··· STORED DATA ···

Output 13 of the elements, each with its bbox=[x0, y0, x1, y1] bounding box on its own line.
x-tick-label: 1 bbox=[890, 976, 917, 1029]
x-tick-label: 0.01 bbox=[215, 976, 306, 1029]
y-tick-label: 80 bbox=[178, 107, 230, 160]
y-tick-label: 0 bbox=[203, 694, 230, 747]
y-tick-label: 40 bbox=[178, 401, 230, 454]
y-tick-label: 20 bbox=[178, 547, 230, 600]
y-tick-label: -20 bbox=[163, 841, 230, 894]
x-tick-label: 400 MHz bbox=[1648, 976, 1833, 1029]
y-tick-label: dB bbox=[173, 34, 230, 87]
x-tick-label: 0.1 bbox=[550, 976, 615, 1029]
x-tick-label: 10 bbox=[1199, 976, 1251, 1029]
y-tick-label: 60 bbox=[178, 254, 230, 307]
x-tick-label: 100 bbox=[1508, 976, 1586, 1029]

···
··· STORED DATA ···

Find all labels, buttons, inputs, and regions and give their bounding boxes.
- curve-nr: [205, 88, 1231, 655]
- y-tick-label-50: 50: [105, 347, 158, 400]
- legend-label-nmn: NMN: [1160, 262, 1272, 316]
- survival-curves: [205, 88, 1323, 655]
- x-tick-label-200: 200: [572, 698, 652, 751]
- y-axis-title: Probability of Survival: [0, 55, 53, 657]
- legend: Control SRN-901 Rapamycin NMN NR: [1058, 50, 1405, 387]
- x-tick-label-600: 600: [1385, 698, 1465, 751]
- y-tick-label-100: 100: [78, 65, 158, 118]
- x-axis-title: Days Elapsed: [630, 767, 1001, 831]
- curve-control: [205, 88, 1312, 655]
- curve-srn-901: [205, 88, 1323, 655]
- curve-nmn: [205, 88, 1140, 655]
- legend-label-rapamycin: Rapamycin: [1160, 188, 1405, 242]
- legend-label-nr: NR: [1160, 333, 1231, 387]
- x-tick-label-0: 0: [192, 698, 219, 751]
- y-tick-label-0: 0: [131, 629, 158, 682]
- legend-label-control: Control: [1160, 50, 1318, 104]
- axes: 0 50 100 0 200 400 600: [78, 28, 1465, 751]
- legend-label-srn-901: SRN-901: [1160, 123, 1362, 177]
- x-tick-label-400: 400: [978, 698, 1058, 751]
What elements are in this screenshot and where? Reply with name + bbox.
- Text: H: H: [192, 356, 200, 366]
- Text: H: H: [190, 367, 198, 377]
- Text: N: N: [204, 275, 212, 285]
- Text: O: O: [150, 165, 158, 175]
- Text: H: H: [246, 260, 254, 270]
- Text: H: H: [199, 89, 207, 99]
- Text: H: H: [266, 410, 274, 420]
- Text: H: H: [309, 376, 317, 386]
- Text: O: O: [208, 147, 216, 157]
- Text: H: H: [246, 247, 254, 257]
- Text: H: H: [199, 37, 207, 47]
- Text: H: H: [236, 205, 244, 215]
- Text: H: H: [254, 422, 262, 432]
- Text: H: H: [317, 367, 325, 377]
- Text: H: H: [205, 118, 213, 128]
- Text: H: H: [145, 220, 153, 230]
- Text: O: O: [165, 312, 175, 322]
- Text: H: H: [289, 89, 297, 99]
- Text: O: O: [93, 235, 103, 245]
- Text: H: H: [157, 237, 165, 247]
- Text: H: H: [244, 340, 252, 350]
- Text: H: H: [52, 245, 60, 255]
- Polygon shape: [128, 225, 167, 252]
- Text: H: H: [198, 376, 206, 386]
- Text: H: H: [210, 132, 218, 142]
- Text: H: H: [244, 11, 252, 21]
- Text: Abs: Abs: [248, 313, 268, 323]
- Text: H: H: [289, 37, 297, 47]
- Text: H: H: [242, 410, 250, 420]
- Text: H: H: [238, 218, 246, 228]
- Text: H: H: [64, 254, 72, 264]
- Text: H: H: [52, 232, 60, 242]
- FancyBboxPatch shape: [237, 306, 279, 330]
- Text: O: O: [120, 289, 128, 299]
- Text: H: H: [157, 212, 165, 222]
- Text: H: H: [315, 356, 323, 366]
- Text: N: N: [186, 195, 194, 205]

···

**EXERCISE OBJECTIVE:** Rewrite the lines starting at the one containing "Output 13 of" and ending at the one containing "x-tick-label: 100 bbox=[1508, 976, 1586, 1029]", with "y-tick-label" changed to "y-axis-tick" and nothing else altered.

**RESPONSE TO THIS TASK:**
Output 13 of the elements, each with its bbox=[x0, y0, x1, y1] bounding box on its own line.
x-tick-label: 1 bbox=[890, 976, 917, 1029]
x-tick-label: 0.01 bbox=[215, 976, 306, 1029]
y-axis-tick: 80 bbox=[178, 107, 230, 160]
y-axis-tick: 0 bbox=[203, 694, 230, 747]
y-axis-tick: 40 bbox=[178, 401, 230, 454]
y-axis-tick: 20 bbox=[178, 547, 230, 600]
y-axis-tick: -20 bbox=[163, 841, 230, 894]
x-tick-label: 400 MHz bbox=[1648, 976, 1833, 1029]
y-axis-tick: dB bbox=[173, 34, 230, 87]
x-tick-label: 0.1 bbox=[550, 976, 615, 1029]
x-tick-label: 10 bbox=[1199, 976, 1251, 1029]
y-axis-tick: 60 bbox=[178, 254, 230, 307]
x-tick-label: 100 bbox=[1508, 976, 1586, 1029]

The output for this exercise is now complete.